• **THE REQUEST**
Locate the lines of the listing below that hold "Search", then copy each of them.

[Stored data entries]
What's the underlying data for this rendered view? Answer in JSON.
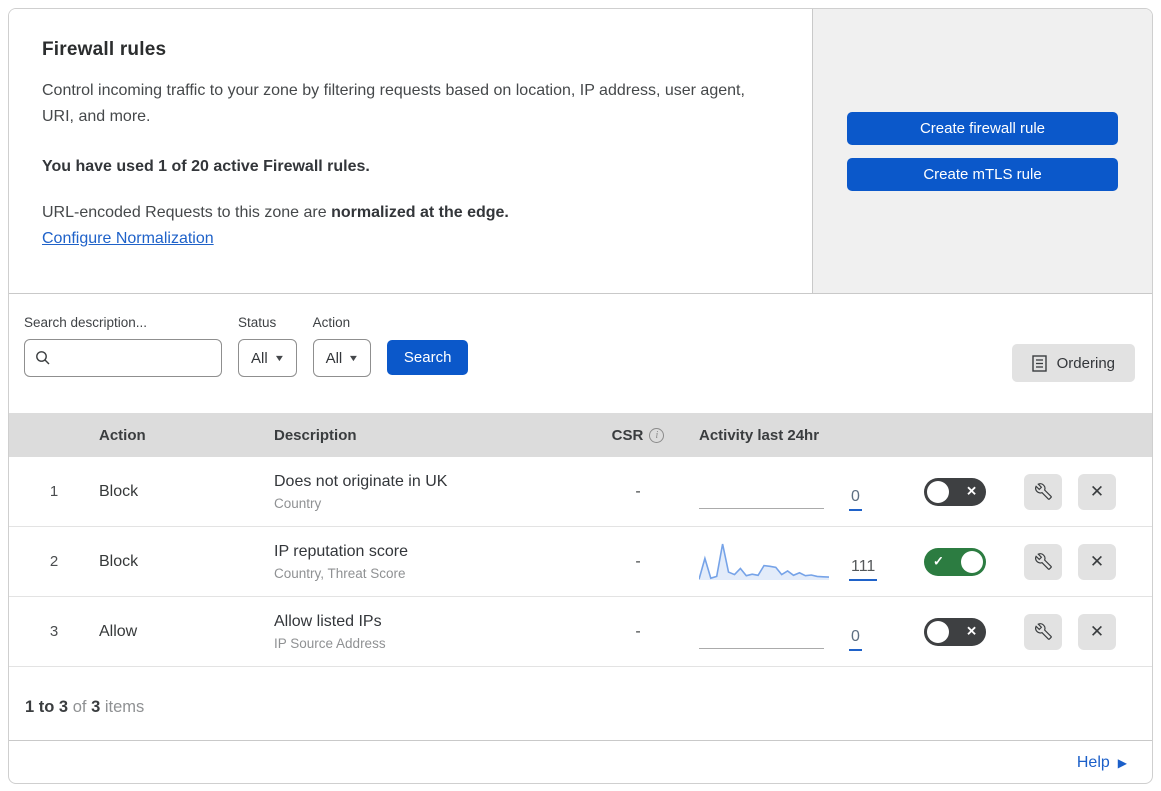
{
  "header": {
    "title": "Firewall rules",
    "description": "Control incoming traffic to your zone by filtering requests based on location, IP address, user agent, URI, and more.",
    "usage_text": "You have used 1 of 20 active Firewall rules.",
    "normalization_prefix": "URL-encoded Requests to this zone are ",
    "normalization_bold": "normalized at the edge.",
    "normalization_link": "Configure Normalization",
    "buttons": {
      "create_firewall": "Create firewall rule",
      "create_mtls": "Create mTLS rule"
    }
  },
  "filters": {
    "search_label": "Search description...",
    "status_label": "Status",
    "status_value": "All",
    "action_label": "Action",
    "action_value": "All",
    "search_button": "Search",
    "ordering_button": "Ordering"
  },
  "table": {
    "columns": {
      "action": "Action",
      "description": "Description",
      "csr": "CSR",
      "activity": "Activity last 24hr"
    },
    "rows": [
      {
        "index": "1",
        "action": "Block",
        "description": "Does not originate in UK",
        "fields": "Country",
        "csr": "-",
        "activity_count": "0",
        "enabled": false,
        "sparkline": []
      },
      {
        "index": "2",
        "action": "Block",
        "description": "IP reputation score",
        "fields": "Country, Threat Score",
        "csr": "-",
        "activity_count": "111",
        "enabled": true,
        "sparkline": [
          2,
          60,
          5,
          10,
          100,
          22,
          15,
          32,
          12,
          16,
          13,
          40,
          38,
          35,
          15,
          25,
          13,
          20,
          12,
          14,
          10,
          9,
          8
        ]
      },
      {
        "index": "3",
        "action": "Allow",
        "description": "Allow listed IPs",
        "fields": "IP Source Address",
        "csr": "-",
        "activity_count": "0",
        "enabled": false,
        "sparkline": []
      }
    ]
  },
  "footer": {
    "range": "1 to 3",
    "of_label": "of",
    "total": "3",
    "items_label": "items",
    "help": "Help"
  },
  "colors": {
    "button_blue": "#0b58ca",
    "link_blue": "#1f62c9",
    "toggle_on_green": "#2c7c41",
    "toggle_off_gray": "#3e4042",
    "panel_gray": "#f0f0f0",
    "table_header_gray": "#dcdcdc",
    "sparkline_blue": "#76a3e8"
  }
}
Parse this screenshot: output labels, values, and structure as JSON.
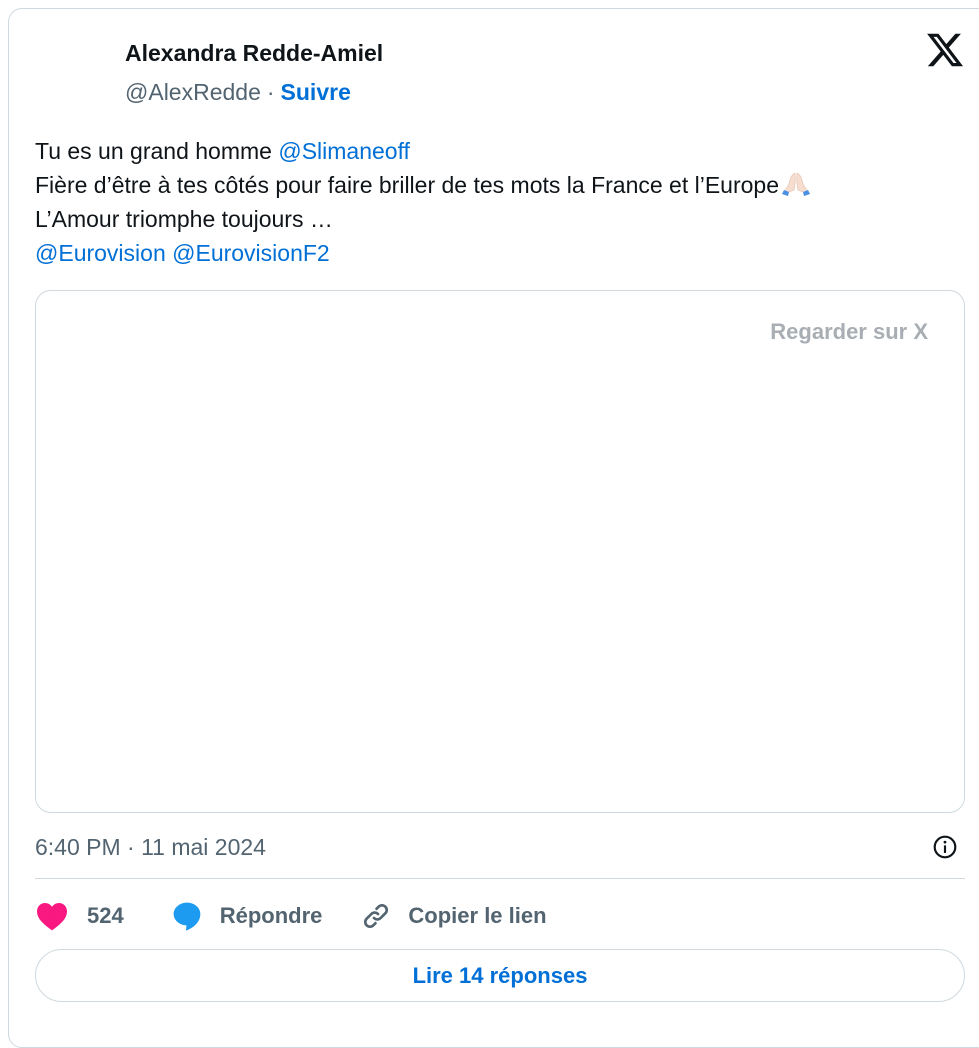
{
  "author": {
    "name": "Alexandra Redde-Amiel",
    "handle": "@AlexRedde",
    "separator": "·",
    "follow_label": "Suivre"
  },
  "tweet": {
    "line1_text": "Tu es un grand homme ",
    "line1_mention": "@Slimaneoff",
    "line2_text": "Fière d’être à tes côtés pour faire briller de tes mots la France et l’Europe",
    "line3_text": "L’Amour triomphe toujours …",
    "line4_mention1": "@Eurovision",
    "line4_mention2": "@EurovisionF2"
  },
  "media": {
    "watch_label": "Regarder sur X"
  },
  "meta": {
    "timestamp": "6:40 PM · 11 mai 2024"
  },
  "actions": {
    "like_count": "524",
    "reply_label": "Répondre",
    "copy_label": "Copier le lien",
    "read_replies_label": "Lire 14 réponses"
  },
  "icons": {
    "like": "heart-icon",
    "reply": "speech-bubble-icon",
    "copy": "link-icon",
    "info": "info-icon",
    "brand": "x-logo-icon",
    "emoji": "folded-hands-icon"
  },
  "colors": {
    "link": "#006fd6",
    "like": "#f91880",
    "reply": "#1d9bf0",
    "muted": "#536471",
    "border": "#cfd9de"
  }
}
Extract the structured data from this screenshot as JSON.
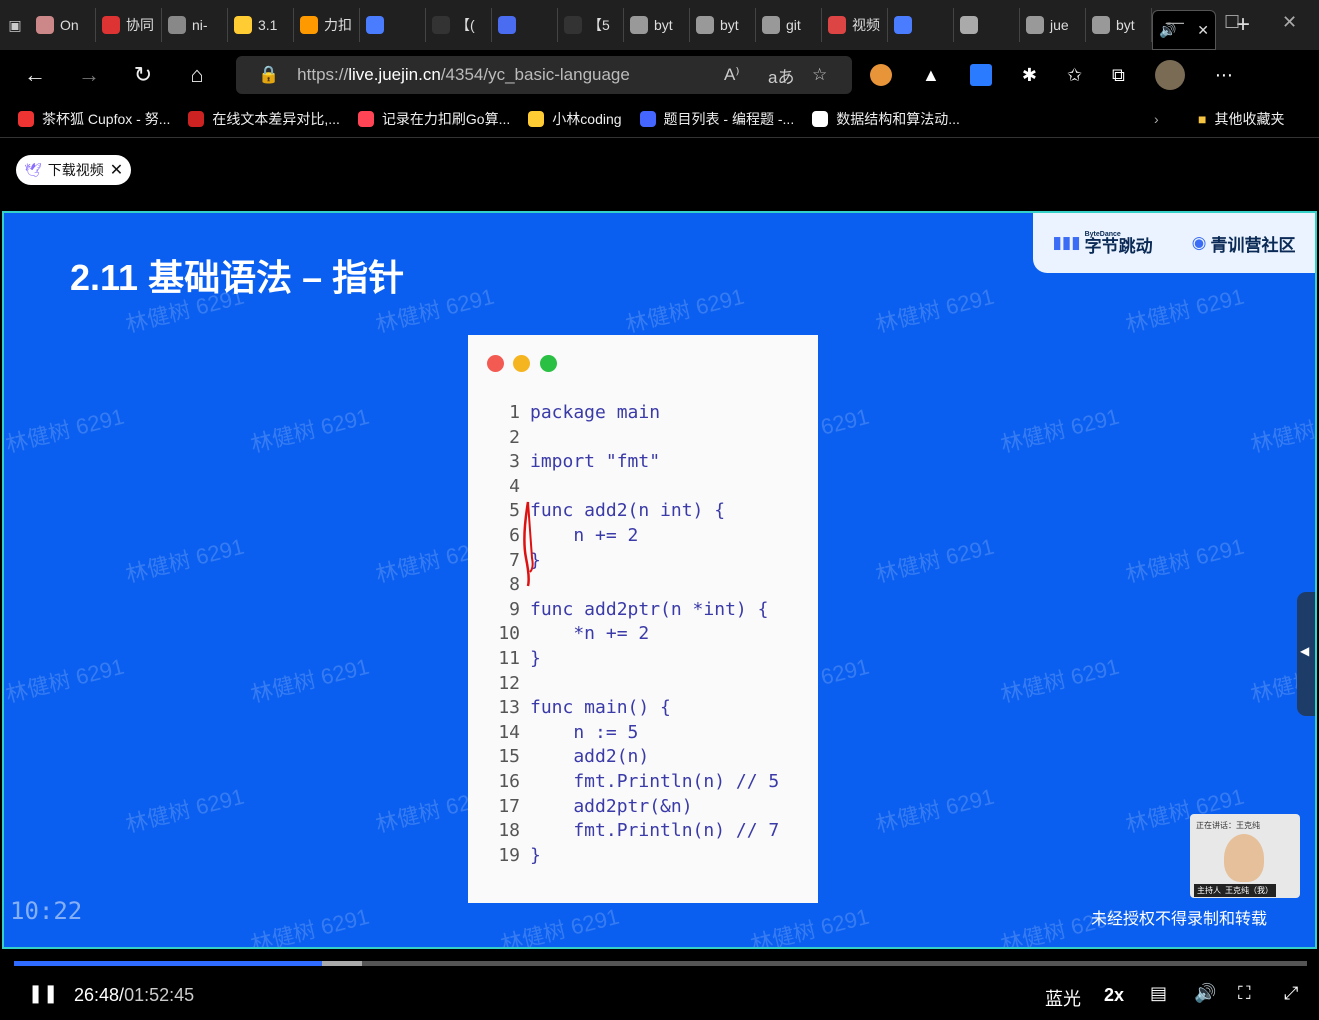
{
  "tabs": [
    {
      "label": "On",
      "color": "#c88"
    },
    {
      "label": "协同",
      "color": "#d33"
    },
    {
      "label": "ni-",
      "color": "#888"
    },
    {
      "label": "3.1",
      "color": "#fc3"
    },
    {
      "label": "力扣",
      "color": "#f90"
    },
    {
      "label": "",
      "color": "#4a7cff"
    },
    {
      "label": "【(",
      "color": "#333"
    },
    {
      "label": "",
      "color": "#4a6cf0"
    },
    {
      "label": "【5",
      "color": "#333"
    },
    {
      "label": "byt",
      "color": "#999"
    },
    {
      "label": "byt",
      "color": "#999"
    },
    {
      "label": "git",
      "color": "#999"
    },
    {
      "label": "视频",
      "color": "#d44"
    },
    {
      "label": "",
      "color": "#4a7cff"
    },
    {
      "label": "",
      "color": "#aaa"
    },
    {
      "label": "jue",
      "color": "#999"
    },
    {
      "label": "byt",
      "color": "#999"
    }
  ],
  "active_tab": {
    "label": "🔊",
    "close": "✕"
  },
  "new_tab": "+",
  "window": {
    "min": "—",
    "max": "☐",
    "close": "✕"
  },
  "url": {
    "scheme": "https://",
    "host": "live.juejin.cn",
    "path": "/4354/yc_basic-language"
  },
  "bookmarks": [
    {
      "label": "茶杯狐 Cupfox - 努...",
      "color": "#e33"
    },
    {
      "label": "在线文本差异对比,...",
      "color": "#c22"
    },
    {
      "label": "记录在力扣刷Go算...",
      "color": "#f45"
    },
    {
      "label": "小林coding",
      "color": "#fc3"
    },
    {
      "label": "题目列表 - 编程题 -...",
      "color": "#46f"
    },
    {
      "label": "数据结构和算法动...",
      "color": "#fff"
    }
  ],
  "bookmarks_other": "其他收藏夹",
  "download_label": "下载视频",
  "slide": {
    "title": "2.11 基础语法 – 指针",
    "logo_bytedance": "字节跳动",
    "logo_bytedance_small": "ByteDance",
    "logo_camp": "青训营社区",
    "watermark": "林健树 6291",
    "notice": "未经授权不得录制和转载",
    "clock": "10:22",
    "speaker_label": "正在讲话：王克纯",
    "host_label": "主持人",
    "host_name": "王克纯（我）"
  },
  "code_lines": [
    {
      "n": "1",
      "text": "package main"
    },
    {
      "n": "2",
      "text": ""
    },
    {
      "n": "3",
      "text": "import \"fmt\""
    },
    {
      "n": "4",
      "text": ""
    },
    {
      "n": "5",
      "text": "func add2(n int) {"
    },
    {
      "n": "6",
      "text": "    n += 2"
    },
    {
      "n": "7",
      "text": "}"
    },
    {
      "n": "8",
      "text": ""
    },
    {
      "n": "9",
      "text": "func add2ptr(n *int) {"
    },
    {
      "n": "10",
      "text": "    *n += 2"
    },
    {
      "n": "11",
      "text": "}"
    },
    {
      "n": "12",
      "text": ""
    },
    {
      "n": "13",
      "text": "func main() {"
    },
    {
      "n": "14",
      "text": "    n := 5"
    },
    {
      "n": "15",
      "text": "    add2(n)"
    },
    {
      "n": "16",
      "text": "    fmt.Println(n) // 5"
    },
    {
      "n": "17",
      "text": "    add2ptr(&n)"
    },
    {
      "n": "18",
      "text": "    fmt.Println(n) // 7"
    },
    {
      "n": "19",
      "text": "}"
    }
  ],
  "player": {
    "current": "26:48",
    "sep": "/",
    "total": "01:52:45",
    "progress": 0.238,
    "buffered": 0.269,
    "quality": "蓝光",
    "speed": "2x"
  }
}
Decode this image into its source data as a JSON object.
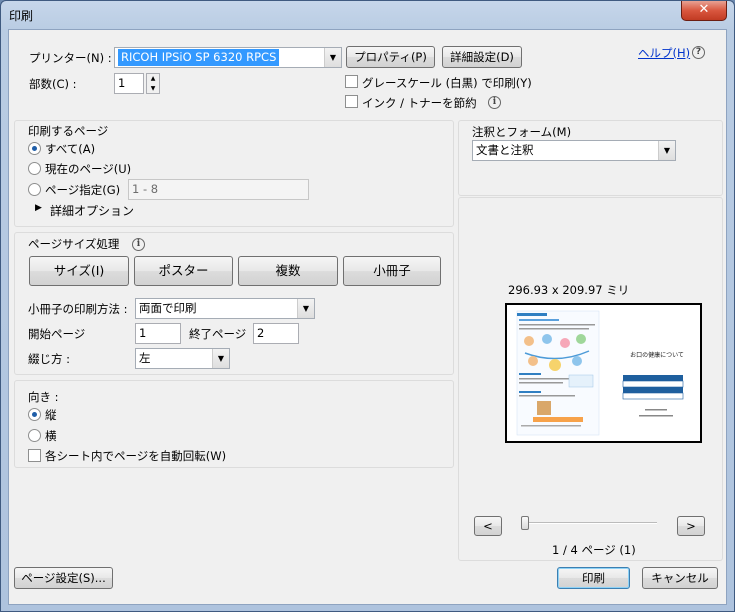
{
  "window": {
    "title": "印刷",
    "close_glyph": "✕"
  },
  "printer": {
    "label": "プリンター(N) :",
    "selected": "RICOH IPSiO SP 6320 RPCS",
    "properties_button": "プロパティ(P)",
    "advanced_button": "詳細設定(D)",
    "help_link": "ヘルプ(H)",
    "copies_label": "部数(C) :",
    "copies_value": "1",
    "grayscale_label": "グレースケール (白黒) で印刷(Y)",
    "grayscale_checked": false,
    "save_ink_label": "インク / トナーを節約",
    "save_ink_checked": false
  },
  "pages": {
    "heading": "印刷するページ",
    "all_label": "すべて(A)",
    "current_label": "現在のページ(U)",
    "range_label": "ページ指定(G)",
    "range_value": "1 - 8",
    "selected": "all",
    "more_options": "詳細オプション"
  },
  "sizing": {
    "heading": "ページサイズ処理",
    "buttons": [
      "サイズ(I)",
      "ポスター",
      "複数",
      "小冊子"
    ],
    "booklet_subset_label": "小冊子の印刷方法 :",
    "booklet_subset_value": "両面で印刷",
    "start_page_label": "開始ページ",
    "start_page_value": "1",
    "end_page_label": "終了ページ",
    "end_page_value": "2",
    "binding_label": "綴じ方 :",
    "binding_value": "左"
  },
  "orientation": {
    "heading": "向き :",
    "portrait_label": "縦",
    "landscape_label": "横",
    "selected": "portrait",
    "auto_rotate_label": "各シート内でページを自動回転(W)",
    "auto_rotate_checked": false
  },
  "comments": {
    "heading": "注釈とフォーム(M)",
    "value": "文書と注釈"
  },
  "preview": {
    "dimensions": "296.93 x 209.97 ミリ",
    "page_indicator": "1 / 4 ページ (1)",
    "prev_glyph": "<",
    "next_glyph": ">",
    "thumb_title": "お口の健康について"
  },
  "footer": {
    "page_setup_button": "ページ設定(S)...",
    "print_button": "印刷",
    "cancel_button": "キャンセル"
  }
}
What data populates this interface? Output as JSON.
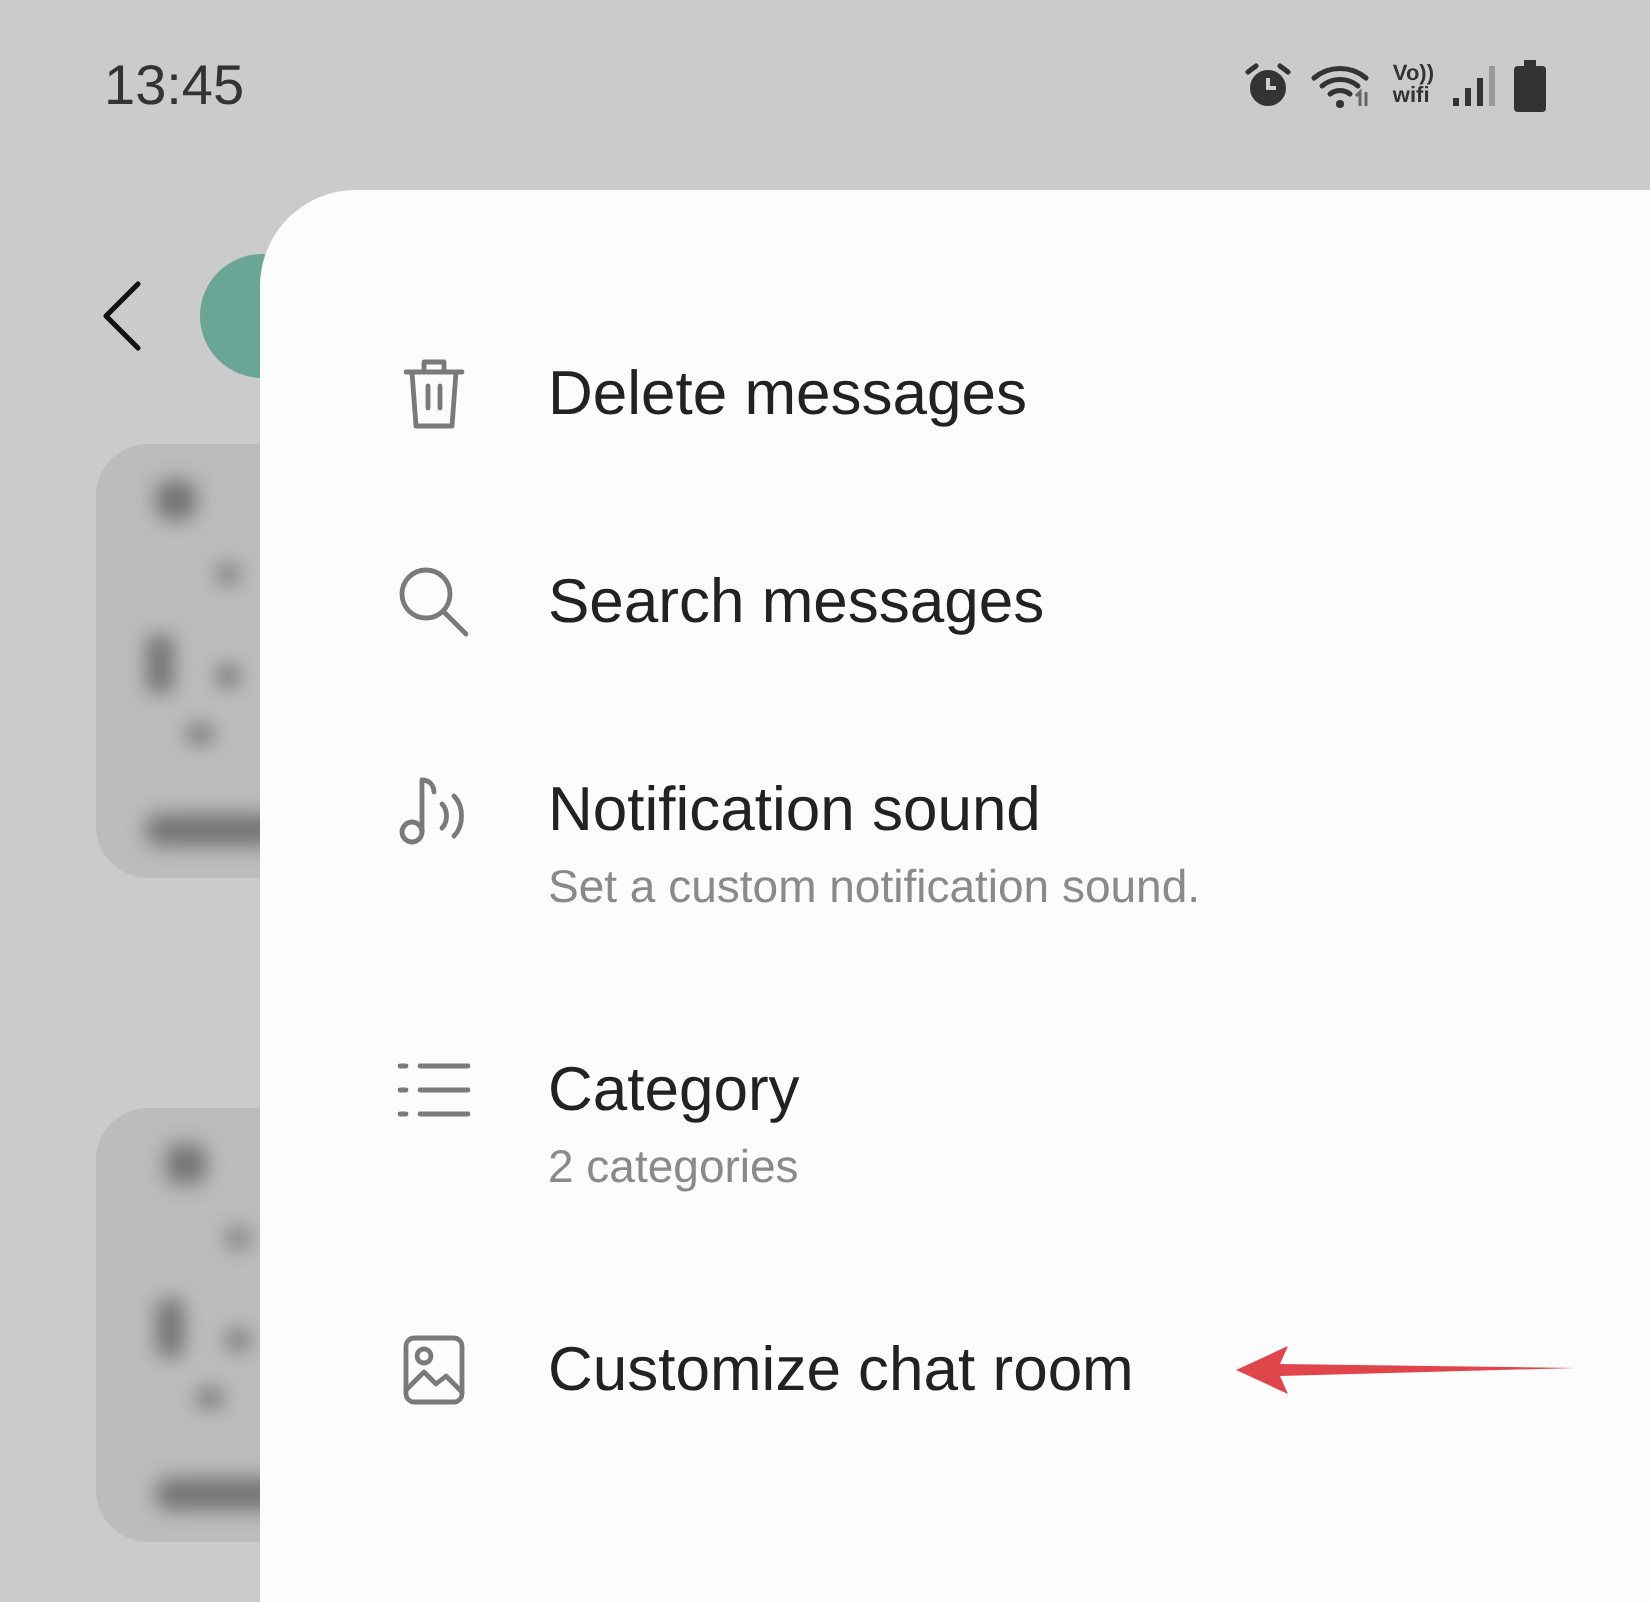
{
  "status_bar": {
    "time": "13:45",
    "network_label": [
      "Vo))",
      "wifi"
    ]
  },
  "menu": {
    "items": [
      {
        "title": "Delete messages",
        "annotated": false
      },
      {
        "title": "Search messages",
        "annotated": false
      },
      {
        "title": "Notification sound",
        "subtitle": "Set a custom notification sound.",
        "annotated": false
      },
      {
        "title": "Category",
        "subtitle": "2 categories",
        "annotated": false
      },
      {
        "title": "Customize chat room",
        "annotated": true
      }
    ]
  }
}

• **ANSWER BELOW**
    "search_label": "Search description...",
    "search_button": "Search",
        "title": "Search messages",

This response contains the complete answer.